(GOAL OF THE EXERCISE):
Search the data for the word "description". Reproduce every line where it is found.

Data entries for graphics

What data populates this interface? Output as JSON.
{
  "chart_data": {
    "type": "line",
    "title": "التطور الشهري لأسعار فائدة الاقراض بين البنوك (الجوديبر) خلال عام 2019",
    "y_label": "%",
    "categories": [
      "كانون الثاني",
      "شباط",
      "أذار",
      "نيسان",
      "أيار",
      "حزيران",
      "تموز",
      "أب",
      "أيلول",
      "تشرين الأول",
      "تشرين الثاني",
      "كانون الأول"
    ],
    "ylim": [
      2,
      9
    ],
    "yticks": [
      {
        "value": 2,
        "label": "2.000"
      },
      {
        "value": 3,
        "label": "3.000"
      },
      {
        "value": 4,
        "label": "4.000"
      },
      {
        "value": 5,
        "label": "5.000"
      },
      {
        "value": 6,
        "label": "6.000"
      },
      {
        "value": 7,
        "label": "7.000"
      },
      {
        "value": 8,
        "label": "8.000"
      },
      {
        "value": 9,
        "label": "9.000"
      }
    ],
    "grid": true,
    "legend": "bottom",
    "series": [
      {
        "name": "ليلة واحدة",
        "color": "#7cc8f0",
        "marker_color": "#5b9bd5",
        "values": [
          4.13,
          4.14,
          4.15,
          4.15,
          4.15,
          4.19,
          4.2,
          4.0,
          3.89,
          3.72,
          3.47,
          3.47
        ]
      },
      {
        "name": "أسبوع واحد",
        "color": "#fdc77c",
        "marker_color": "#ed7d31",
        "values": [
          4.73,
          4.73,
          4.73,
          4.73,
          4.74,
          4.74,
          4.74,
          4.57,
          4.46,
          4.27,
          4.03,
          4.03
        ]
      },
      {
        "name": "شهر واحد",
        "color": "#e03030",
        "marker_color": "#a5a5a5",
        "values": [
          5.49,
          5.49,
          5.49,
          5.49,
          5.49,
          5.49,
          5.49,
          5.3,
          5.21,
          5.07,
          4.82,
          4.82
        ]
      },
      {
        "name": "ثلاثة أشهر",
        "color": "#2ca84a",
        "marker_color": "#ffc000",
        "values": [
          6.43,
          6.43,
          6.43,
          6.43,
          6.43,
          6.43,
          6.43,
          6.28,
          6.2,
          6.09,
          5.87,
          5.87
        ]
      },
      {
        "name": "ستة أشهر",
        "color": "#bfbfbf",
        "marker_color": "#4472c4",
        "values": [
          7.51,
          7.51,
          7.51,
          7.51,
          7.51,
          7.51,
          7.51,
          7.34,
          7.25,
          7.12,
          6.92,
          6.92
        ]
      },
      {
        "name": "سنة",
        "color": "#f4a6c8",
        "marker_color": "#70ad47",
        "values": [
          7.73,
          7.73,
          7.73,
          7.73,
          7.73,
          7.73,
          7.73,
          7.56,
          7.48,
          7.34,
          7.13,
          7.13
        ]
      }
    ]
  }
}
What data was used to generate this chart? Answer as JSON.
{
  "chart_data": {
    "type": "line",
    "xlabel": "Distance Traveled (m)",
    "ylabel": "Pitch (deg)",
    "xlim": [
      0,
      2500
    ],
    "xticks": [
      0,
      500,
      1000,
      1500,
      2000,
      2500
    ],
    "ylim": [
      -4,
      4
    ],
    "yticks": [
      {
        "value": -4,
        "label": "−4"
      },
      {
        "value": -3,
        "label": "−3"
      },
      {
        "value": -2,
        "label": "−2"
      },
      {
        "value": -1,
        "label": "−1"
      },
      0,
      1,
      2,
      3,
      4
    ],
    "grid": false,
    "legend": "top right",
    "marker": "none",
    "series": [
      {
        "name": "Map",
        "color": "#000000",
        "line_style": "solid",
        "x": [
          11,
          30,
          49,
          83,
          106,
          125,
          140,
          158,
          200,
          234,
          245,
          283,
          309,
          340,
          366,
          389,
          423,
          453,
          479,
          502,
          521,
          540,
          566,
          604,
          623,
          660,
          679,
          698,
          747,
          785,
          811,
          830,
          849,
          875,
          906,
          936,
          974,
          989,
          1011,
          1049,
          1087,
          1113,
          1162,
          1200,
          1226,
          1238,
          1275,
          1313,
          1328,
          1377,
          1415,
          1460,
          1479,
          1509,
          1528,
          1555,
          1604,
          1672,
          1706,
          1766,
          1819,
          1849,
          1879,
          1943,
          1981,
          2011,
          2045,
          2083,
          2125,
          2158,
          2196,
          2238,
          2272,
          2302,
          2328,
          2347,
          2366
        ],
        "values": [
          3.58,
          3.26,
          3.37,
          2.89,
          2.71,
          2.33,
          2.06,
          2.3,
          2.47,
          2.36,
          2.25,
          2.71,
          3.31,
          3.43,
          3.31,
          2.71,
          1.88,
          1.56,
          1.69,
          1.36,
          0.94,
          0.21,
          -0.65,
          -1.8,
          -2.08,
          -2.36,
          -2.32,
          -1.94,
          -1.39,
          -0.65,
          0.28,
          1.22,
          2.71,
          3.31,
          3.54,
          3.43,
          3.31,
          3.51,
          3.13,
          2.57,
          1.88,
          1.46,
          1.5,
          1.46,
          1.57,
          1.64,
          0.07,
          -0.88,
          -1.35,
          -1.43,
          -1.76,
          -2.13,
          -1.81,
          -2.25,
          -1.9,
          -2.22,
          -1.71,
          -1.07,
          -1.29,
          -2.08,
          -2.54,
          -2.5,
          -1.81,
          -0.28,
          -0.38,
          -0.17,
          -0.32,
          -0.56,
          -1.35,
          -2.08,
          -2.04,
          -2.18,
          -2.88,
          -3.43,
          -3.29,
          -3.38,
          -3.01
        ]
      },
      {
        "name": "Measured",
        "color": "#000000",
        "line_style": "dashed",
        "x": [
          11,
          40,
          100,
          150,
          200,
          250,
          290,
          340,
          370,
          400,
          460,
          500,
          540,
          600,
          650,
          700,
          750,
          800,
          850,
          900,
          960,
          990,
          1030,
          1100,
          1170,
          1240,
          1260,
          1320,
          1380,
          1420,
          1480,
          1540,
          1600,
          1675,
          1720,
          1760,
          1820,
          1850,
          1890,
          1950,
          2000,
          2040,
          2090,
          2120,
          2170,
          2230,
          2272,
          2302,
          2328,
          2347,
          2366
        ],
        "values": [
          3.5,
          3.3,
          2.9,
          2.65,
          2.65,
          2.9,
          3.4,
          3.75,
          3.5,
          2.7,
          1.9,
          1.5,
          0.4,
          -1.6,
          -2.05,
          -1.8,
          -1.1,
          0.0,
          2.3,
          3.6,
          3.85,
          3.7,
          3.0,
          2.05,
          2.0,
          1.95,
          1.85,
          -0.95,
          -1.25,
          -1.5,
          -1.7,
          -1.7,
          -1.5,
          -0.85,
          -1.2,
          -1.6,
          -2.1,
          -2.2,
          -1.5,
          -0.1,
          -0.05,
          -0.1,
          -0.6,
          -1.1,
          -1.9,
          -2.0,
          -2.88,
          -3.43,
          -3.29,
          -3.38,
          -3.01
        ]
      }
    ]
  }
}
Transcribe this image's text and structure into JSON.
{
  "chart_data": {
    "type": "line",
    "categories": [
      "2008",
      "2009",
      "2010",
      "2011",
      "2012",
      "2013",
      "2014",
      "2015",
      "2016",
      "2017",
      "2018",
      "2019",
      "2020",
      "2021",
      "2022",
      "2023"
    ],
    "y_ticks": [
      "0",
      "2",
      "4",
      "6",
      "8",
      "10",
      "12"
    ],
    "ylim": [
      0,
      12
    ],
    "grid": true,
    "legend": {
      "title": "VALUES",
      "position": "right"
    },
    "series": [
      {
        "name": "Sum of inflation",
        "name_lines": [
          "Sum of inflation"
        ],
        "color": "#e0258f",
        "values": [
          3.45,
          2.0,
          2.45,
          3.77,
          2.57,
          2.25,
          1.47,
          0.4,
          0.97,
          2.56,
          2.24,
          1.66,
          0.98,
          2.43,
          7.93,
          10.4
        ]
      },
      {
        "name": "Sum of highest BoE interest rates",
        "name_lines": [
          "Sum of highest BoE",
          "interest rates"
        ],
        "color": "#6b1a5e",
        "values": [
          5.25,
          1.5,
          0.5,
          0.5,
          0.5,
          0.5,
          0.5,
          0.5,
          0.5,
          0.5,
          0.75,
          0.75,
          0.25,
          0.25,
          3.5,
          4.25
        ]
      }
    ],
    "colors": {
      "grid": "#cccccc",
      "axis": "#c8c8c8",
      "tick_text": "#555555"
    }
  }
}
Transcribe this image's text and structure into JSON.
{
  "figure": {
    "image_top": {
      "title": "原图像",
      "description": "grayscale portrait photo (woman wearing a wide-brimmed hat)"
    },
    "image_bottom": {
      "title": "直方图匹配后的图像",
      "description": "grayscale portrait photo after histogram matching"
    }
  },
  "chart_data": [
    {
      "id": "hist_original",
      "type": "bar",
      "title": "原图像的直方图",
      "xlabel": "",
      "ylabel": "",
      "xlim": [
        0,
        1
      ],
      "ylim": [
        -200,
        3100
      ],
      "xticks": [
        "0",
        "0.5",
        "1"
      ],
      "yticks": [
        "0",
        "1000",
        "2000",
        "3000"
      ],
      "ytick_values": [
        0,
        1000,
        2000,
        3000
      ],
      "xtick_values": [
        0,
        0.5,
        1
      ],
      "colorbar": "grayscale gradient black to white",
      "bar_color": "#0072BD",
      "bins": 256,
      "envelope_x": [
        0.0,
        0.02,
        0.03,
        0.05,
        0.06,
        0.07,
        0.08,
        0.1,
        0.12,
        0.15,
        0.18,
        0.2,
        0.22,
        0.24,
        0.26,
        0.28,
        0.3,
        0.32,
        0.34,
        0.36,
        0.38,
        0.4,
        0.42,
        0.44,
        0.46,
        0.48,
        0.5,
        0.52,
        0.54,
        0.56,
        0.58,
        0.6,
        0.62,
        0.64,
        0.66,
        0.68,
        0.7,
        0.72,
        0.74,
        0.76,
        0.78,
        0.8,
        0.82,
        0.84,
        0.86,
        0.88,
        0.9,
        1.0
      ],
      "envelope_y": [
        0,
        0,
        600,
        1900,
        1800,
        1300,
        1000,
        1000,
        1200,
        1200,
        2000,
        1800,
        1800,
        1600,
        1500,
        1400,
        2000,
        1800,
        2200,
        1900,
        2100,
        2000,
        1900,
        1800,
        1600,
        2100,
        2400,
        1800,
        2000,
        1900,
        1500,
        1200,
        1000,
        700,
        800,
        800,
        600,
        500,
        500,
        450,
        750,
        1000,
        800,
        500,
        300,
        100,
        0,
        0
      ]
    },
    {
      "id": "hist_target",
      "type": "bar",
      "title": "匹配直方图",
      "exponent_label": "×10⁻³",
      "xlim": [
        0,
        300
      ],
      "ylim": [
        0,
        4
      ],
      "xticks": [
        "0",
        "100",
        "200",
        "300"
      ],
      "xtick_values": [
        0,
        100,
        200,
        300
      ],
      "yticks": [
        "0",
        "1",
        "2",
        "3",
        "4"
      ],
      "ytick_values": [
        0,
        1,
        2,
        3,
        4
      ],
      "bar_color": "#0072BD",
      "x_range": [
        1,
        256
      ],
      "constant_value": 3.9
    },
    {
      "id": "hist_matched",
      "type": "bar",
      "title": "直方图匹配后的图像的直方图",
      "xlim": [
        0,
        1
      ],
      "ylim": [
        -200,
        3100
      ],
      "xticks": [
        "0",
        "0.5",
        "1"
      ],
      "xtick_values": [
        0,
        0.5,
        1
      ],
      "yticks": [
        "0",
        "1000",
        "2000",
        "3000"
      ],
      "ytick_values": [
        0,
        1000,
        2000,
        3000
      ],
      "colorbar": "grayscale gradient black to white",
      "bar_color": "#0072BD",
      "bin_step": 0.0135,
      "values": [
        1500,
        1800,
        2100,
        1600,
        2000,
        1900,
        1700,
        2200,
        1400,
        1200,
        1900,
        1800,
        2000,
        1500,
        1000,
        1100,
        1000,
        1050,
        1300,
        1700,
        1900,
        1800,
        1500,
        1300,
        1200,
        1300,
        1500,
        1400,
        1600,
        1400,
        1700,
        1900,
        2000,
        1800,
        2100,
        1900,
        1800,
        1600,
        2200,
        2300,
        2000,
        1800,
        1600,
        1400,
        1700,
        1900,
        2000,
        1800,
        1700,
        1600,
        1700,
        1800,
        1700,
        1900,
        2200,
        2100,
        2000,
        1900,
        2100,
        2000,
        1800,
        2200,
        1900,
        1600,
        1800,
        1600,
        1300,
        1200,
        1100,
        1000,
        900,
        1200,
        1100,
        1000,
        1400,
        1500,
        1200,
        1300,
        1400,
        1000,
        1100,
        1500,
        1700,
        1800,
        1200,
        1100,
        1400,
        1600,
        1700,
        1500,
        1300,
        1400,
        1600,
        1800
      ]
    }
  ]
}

(RESPONSE):
      "description": "grayscale portrait photo (woman wearing a wide-brimmed hat)"
      "description": "grayscale portrait photo after histogram matching"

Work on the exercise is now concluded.